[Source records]
· · · · ·
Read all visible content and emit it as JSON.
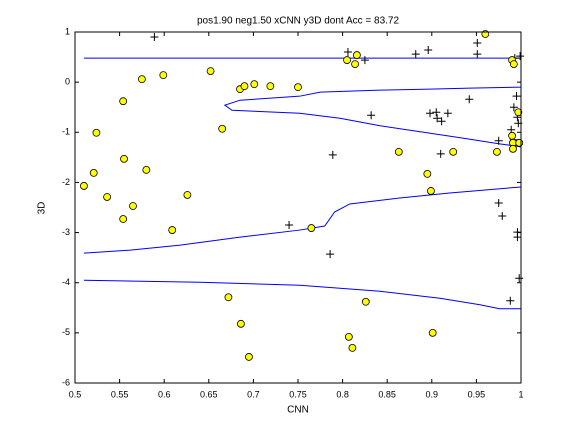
{
  "chart_data": {
    "type": "scatter",
    "title": "pos1.90 neg1.50 xCNN y3D dont Acc = 83.72",
    "xlabel": "CNN",
    "ylabel": "3D",
    "xlim": [
      0.5,
      1
    ],
    "ylim": [
      -6,
      1
    ],
    "xticks": [
      0.5,
      0.55,
      0.6,
      0.65,
      0.7,
      0.75,
      0.8,
      0.85,
      0.9,
      0.95,
      1
    ],
    "yticks": [
      -6,
      -5,
      -4,
      -3,
      -2,
      -1,
      0,
      1
    ],
    "series": [
      {
        "type": "line",
        "color": "#0000ff",
        "x": [
          0.51,
          1.0
        ],
        "values": [
          0.48,
          0.48
        ]
      },
      {
        "type": "line",
        "color": "#0000ff",
        "x": [
          1.0,
          0.943,
          0.898,
          0.842,
          0.775,
          0.752,
          0.685,
          0.668,
          0.676,
          0.752,
          0.797,
          0.842,
          0.887,
          0.932,
          0.976,
          1.0
        ],
        "values": [
          -0.1,
          -0.12,
          -0.14,
          -0.16,
          -0.2,
          -0.28,
          -0.36,
          -0.46,
          -0.56,
          -0.62,
          -0.72,
          -0.87,
          -0.99,
          -1.11,
          -1.23,
          -1.29
        ]
      },
      {
        "type": "line",
        "color": "#0000ff",
        "x": [
          0.51,
          0.562,
          0.618,
          0.685,
          0.752,
          0.78,
          0.791,
          0.808,
          0.864,
          0.92,
          1.0
        ],
        "values": [
          -3.41,
          -3.35,
          -3.25,
          -3.09,
          -2.95,
          -2.87,
          -2.59,
          -2.43,
          -2.31,
          -2.21,
          -2.09
        ]
      },
      {
        "type": "line",
        "color": "#0000ff",
        "x": [
          0.51,
          0.64,
          0.752,
          0.842,
          0.909,
          0.954,
          0.976,
          1.0
        ],
        "values": [
          -3.95,
          -3.99,
          -4.05,
          -4.17,
          -4.31,
          -4.44,
          -4.52,
          -4.52
        ]
      },
      {
        "type": "scatter",
        "marker": "plus",
        "color": "#000000",
        "x": [
          0.589,
          0.806,
          0.825,
          0.832,
          0.789,
          0.74,
          0.786,
          0.882,
          0.896,
          0.898,
          0.905,
          0.906,
          0.911,
          0.918,
          0.91,
          0.942,
          0.951,
          0.951,
          0.975,
          0.975,
          0.979,
          0.988,
          0.993,
          0.999,
          0.992,
          0.996,
          0.995,
          0.996,
          0.996,
          0.998,
          0.997,
          0.989,
          0.992
        ],
        "values": [
          0.9,
          0.6,
          0.44,
          -0.66,
          -1.45,
          -2.85,
          -3.43,
          0.56,
          0.64,
          -0.62,
          -0.6,
          -0.72,
          -0.78,
          -0.62,
          -1.43,
          -0.34,
          0.78,
          0.56,
          -1.17,
          -2.41,
          -2.67,
          -4.36,
          0.48,
          0.52,
          -0.5,
          -0.7,
          -0.28,
          -2.99,
          -3.09,
          -3.91,
          -0.82,
          -0.95,
          -1.15
        ]
      },
      {
        "type": "scatter",
        "marker": "circle",
        "color": "#ffff00",
        "x": [
          0.51,
          0.521,
          0.524,
          0.536,
          0.554,
          0.555,
          0.554,
          0.565,
          0.575,
          0.58,
          0.599,
          0.609,
          0.626,
          0.652,
          0.665,
          0.672,
          0.686,
          0.685,
          0.69,
          0.695,
          0.701,
          0.719,
          0.75,
          0.765,
          0.805,
          0.807,
          0.811,
          0.816,
          0.814,
          0.826,
          0.863,
          0.895,
          0.899,
          0.901,
          0.924,
          0.96,
          0.973,
          0.99,
          0.99,
          0.992,
          0.991,
          0.991,
          0.997,
          0.998
        ],
        "values": [
          -2.07,
          -1.81,
          -1.01,
          -2.29,
          -0.38,
          -1.53,
          -2.73,
          -2.47,
          0.06,
          -1.75,
          0.14,
          -2.95,
          -2.25,
          0.22,
          -0.93,
          -4.29,
          -4.82,
          -0.14,
          -0.08,
          -5.48,
          -0.04,
          -0.08,
          -0.1,
          -2.91,
          0.44,
          -5.08,
          -5.3,
          0.54,
          0.36,
          -4.38,
          -1.39,
          -1.83,
          -2.17,
          -5.0,
          -1.39,
          0.96,
          -1.39,
          -1.07,
          0.44,
          0.36,
          -1.21,
          -1.33,
          -0.6,
          -1.21
        ]
      }
    ]
  }
}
· · · · ·
# PROBLEM TO SOLVE
Without including the pictures, return each record above exactly as it stands.

# COMPLETE OUTPUT
Read all visible content and emit it as JSON.
{
  "chart_data": {
    "type": "scatter",
    "title": "pos1.90 neg1.50 xCNN y3D dont Acc = 83.72",
    "xlabel": "CNN",
    "ylabel": "3D",
    "xlim": [
      0.5,
      1
    ],
    "ylim": [
      -6,
      1
    ],
    "xticks": [
      0.5,
      0.55,
      0.6,
      0.65,
      0.7,
      0.75,
      0.8,
      0.85,
      0.9,
      0.95,
      1
    ],
    "yticks": [
      -6,
      -5,
      -4,
      -3,
      -2,
      -1,
      0,
      1
    ],
    "series": [
      {
        "type": "line",
        "color": "#0000ff",
        "x": [
          0.51,
          1.0
        ],
        "values": [
          0.48,
          0.48
        ]
      },
      {
        "type": "line",
        "color": "#0000ff",
        "x": [
          1.0,
          0.943,
          0.898,
          0.842,
          0.775,
          0.752,
          0.685,
          0.668,
          0.676,
          0.752,
          0.797,
          0.842,
          0.887,
          0.932,
          0.976,
          1.0
        ],
        "values": [
          -0.1,
          -0.12,
          -0.14,
          -0.16,
          -0.2,
          -0.28,
          -0.36,
          -0.46,
          -0.56,
          -0.62,
          -0.72,
          -0.87,
          -0.99,
          -1.11,
          -1.23,
          -1.29
        ]
      },
      {
        "type": "line",
        "color": "#0000ff",
        "x": [
          0.51,
          0.562,
          0.618,
          0.685,
          0.752,
          0.78,
          0.791,
          0.808,
          0.864,
          0.92,
          1.0
        ],
        "values": [
          -3.41,
          -3.35,
          -3.25,
          -3.09,
          -2.95,
          -2.87,
          -2.59,
          -2.43,
          -2.31,
          -2.21,
          -2.09
        ]
      },
      {
        "type": "line",
        "color": "#0000ff",
        "x": [
          0.51,
          0.64,
          0.752,
          0.842,
          0.909,
          0.954,
          0.976,
          1.0
        ],
        "values": [
          -3.95,
          -3.99,
          -4.05,
          -4.17,
          -4.31,
          -4.44,
          -4.52,
          -4.52
        ]
      },
      {
        "type": "scatter",
        "marker": "plus",
        "color": "#000000",
        "x": [
          0.589,
          0.806,
          0.825,
          0.832,
          0.789,
          0.74,
          0.786,
          0.882,
          0.896,
          0.898,
          0.905,
          0.906,
          0.911,
          0.918,
          0.91,
          0.942,
          0.951,
          0.951,
          0.975,
          0.975,
          0.979,
          0.988,
          0.993,
          0.999,
          0.992,
          0.996,
          0.995,
          0.996,
          0.996,
          0.998,
          0.997,
          0.989,
          0.992
        ],
        "values": [
          0.9,
          0.6,
          0.44,
          -0.66,
          -1.45,
          -2.85,
          -3.43,
          0.56,
          0.64,
          -0.62,
          -0.6,
          -0.72,
          -0.78,
          -0.62,
          -1.43,
          -0.34,
          0.78,
          0.56,
          -1.17,
          -2.41,
          -2.67,
          -4.36,
          0.48,
          0.52,
          -0.5,
          -0.7,
          -0.28,
          -2.99,
          -3.09,
          -3.91,
          -0.82,
          -0.95,
          -1.15
        ]
      },
      {
        "type": "scatter",
        "marker": "circle",
        "color": "#ffff00",
        "x": [
          0.51,
          0.521,
          0.524,
          0.536,
          0.554,
          0.555,
          0.554,
          0.565,
          0.575,
          0.58,
          0.599,
          0.609,
          0.626,
          0.652,
          0.665,
          0.672,
          0.686,
          0.685,
          0.69,
          0.695,
          0.701,
          0.719,
          0.75,
          0.765,
          0.805,
          0.807,
          0.811,
          0.816,
          0.814,
          0.826,
          0.863,
          0.895,
          0.899,
          0.901,
          0.924,
          0.96,
          0.973,
          0.99,
          0.99,
          0.992,
          0.991,
          0.991,
          0.997,
          0.998
        ],
        "values": [
          -2.07,
          -1.81,
          -1.01,
          -2.29,
          -0.38,
          -1.53,
          -2.73,
          -2.47,
          0.06,
          -1.75,
          0.14,
          -2.95,
          -2.25,
          0.22,
          -0.93,
          -4.29,
          -4.82,
          -0.14,
          -0.08,
          -5.48,
          -0.04,
          -0.08,
          -0.1,
          -2.91,
          0.44,
          -5.08,
          -5.3,
          0.54,
          0.36,
          -4.38,
          -1.39,
          -1.83,
          -2.17,
          -5.0,
          -1.39,
          0.96,
          -1.39,
          -1.07,
          0.44,
          0.36,
          -1.21,
          -1.33,
          -0.6,
          -1.21
        ]
      }
    ]
  }
}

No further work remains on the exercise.